OBJECTIVE:
Reproduce the listing below in full and without alteration, apart from its pictures.

━━━━━ STORED ROWS

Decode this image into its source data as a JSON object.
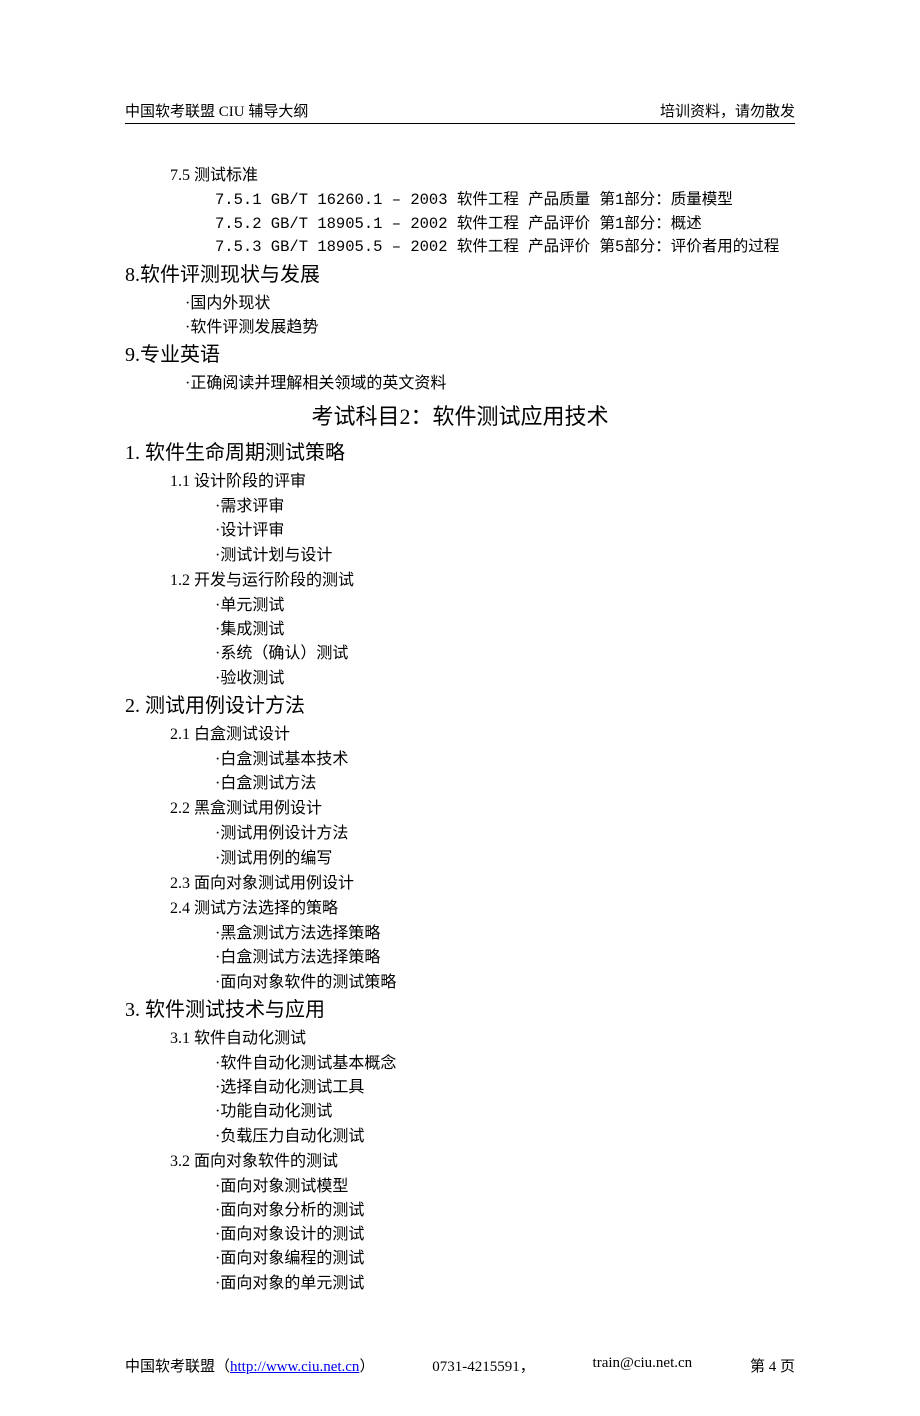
{
  "header": {
    "left": "中国软考联盟 CIU 辅导大纲",
    "right": "培训资料，请勿散发"
  },
  "s7_5_title": "7.5 测试标准",
  "s7_5_items": [
    "7.5.1 GB/T 16260.1 – 2003 软件工程 产品质量 第1部分：质量模型",
    "7.5.2 GB/T 18905.1 – 2002 软件工程 产品评价 第1部分：概述",
    "7.5.3 GB/T 18905.5 – 2002 软件工程 产品评价 第5部分：评价者用的过程"
  ],
  "s8_title": "8.软件评测现状与发展",
  "s8_items": [
    "·国内外现状",
    "·软件评测发展趋势"
  ],
  "s9_title": "9.专业英语",
  "s9_items": [
    "·正确阅读并理解相关领域的英文资料"
  ],
  "subject2_title": "考试科目2：软件测试应用技术",
  "s1_title": "1. 软件生命周期测试策略",
  "s1_1_title": "1.1 设计阶段的评审",
  "s1_1_items": [
    "·需求评审",
    "·设计评审",
    "·测试计划与设计"
  ],
  "s1_2_title": "1.2 开发与运行阶段的测试",
  "s1_2_items": [
    "·单元测试",
    "·集成测试",
    "·系统（确认）测试",
    "·验收测试"
  ],
  "s2_title": "2. 测试用例设计方法",
  "s2_1_title": "2.1 白盒测试设计",
  "s2_1_items": [
    "·白盒测试基本技术",
    "·白盒测试方法"
  ],
  "s2_2_title": "2.2 黑盒测试用例设计",
  "s2_2_items": [
    "·测试用例设计方法",
    "·测试用例的编写"
  ],
  "s2_3_title": "2.3 面向对象测试用例设计",
  "s2_4_title": "2.4 测试方法选择的策略",
  "s2_4_items": [
    "·黑盒测试方法选择策略",
    "·白盒测试方法选择策略",
    "·面向对象软件的测试策略"
  ],
  "s3_title": "3. 软件测试技术与应用",
  "s3_1_title": "3.1 软件自动化测试",
  "s3_1_items": [
    "·软件自动化测试基本概念",
    "·选择自动化测试工具",
    "·功能自动化测试",
    "·负载压力自动化测试"
  ],
  "s3_2_title": "3.2 面向对象软件的测试",
  "s3_2_items": [
    "·面向对象测试模型",
    "·面向对象分析的测试",
    "·面向对象设计的测试",
    "·面向对象编程的测试",
    "·面向对象的单元测试"
  ],
  "footer": {
    "org": "中国软考联盟（",
    "link_text": "http://www.ciu.net.cn",
    "org_close": "）",
    "phone": "0731-4215591，",
    "email": "train@ciu.net.cn",
    "page": "第 4 页"
  }
}
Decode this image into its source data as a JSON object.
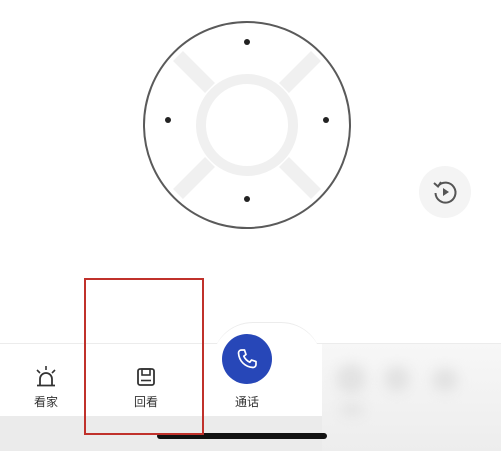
{
  "controls": {
    "dpad_icon": "direction-pad-icon",
    "replay_icon": "replay-icon"
  },
  "tabbar": {
    "tabs": [
      {
        "label": "看家",
        "icon": "alarm-light-icon"
      },
      {
        "label": "回看",
        "icon": "playback-icon"
      },
      {
        "label": "通话",
        "icon": "phone-icon"
      }
    ]
  },
  "colors": {
    "call_accent": "#2747b8",
    "highlight": "#c0312b"
  }
}
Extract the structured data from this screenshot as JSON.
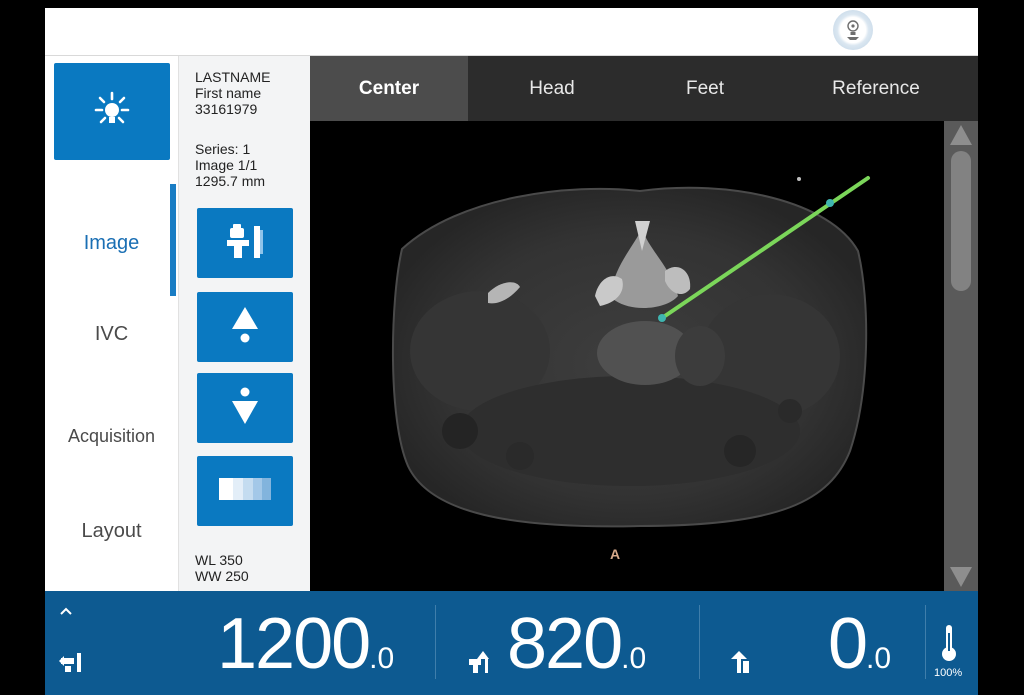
{
  "patient": {
    "lastname": "LASTNAME",
    "firstname": "First name",
    "id": "33161979"
  },
  "series": {
    "series": "Series: 1",
    "image": "Image 1/1",
    "position": "1295.7 mm"
  },
  "window": {
    "wl": "WL 350",
    "ww": "WW 250"
  },
  "nav": {
    "items": [
      {
        "label": "Image",
        "active": true
      },
      {
        "label": "IVC",
        "active": false
      },
      {
        "label": "Acquisition",
        "active": false
      },
      {
        "label": "Layout",
        "active": false
      }
    ]
  },
  "tabs": [
    {
      "label": "Center",
      "active": true
    },
    {
      "label": "Head",
      "active": false
    },
    {
      "label": "Feet",
      "active": false
    },
    {
      "label": "Reference",
      "active": false
    }
  ],
  "viewport": {
    "orientation_label": "A"
  },
  "readouts": {
    "table_height": {
      "int": "1200",
      "dec": ".0"
    },
    "table_position": {
      "int": "820",
      "dec": ".0"
    },
    "tilt": {
      "int": "0",
      "dec": ".0"
    },
    "tube_heat_percent": "100%"
  },
  "icons": {
    "lamp": "light-icon",
    "status": "gantry-status-icon",
    "table": "table-icon",
    "up": "move-up-icon",
    "down": "move-down-icon",
    "window": "windowing-icon",
    "thermometer": "thermometer-icon"
  },
  "colors": {
    "accent": "#0a79c1",
    "bottom_bar": "#0d5a91",
    "tab_bar": "#2c2c2c",
    "needle": "#7bd65a"
  }
}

━━━━━━━━━━

THE REPLY:
Decode this image into its source data as a JSON object.
{
  "header": {
    "left": "中国软考联盟 CIU 辅导大纲",
    "right": "培训资料，请勿散发"
  },
  "s7_5_title": "7.5 测试标准",
  "s7_5_items": [
    "7.5.1 GB/T 16260.1 – 2003 软件工程 产品质量 第1部分：质量模型",
    "7.5.2 GB/T 18905.1 – 2002 软件工程 产品评价 第1部分：概述",
    "7.5.3 GB/T 18905.5 – 2002 软件工程 产品评价 第5部分：评价者用的过程"
  ],
  "s8_title": "8.软件评测现状与发展",
  "s8_items": [
    "·国内外现状",
    "·软件评测发展趋势"
  ],
  "s9_title": "9.专业英语",
  "s9_items": [
    "·正确阅读并理解相关领域的英文资料"
  ],
  "subject2_title": "考试科目2：软件测试应用技术",
  "s1_title": "1. 软件生命周期测试策略",
  "s1_1_title": "1.1 设计阶段的评审",
  "s1_1_items": [
    "·需求评审",
    "·设计评审",
    "·测试计划与设计"
  ],
  "s1_2_title": "1.2 开发与运行阶段的测试",
  "s1_2_items": [
    "·单元测试",
    "·集成测试",
    "·系统（确认）测试",
    "·验收测试"
  ],
  "s2_title": "2. 测试用例设计方法",
  "s2_1_title": "2.1 白盒测试设计",
  "s2_1_items": [
    "·白盒测试基本技术",
    "·白盒测试方法"
  ],
  "s2_2_title": "2.2 黑盒测试用例设计",
  "s2_2_items": [
    "·测试用例设计方法",
    "·测试用例的编写"
  ],
  "s2_3_title": "2.3 面向对象测试用例设计",
  "s2_4_title": "2.4 测试方法选择的策略",
  "s2_4_items": [
    "·黑盒测试方法选择策略",
    "·白盒测试方法选择策略",
    "·面向对象软件的测试策略"
  ],
  "s3_title": "3. 软件测试技术与应用",
  "s3_1_title": "3.1 软件自动化测试",
  "s3_1_items": [
    "·软件自动化测试基本概念",
    "·选择自动化测试工具",
    "·功能自动化测试",
    "·负载压力自动化测试"
  ],
  "s3_2_title": "3.2 面向对象软件的测试",
  "s3_2_items": [
    "·面向对象测试模型",
    "·面向对象分析的测试",
    "·面向对象设计的测试",
    "·面向对象编程的测试",
    "·面向对象的单元测试"
  ],
  "footer": {
    "org": "中国软考联盟（",
    "link_text": "http://www.ciu.net.cn",
    "org_close": "）",
    "phone": "0731-4215591，",
    "email": "train@ciu.net.cn",
    "page": "第 4 页"
  }
}
Decode this image into its source data as a JSON object.
{
  "controls": {
    "dpad_icon": "direction-pad-icon",
    "replay_icon": "replay-icon"
  },
  "tabbar": {
    "tabs": [
      {
        "label": "看家",
        "icon": "alarm-light-icon"
      },
      {
        "label": "回看",
        "icon": "playback-icon"
      },
      {
        "label": "通话",
        "icon": "phone-icon"
      }
    ]
  },
  "colors": {
    "call_accent": "#2747b8",
    "highlight": "#c0312b"
  }
}
Extract the structured data from this screenshot as JSON.
{
  "patient": {
    "lastname": "LASTNAME",
    "firstname": "First name",
    "id": "33161979"
  },
  "series": {
    "series": "Series: 1",
    "image": "Image 1/1",
    "position": "1295.7 mm"
  },
  "window": {
    "wl": "WL 350",
    "ww": "WW 250"
  },
  "nav": {
    "items": [
      {
        "label": "Image",
        "active": true
      },
      {
        "label": "IVC",
        "active": false
      },
      {
        "label": "Acquisition",
        "active": false
      },
      {
        "label": "Layout",
        "active": false
      }
    ]
  },
  "tabs": [
    {
      "label": "Center",
      "active": true
    },
    {
      "label": "Head",
      "active": false
    },
    {
      "label": "Feet",
      "active": false
    },
    {
      "label": "Reference",
      "active": false
    }
  ],
  "viewport": {
    "orientation_label": "A"
  },
  "readouts": {
    "table_height": {
      "int": "1200",
      "dec": ".0"
    },
    "table_position": {
      "int": "820",
      "dec": ".0"
    },
    "tilt": {
      "int": "0",
      "dec": ".0"
    },
    "tube_heat_percent": "100%"
  },
  "icons": {
    "lamp": "light-icon",
    "status": "gantry-status-icon",
    "table": "table-icon",
    "up": "move-up-icon",
    "down": "move-down-icon",
    "window": "windowing-icon",
    "thermometer": "thermometer-icon"
  },
  "colors": {
    "accent": "#0a79c1",
    "bottom_bar": "#0d5a91",
    "tab_bar": "#2c2c2c",
    "needle": "#7bd65a"
  }
}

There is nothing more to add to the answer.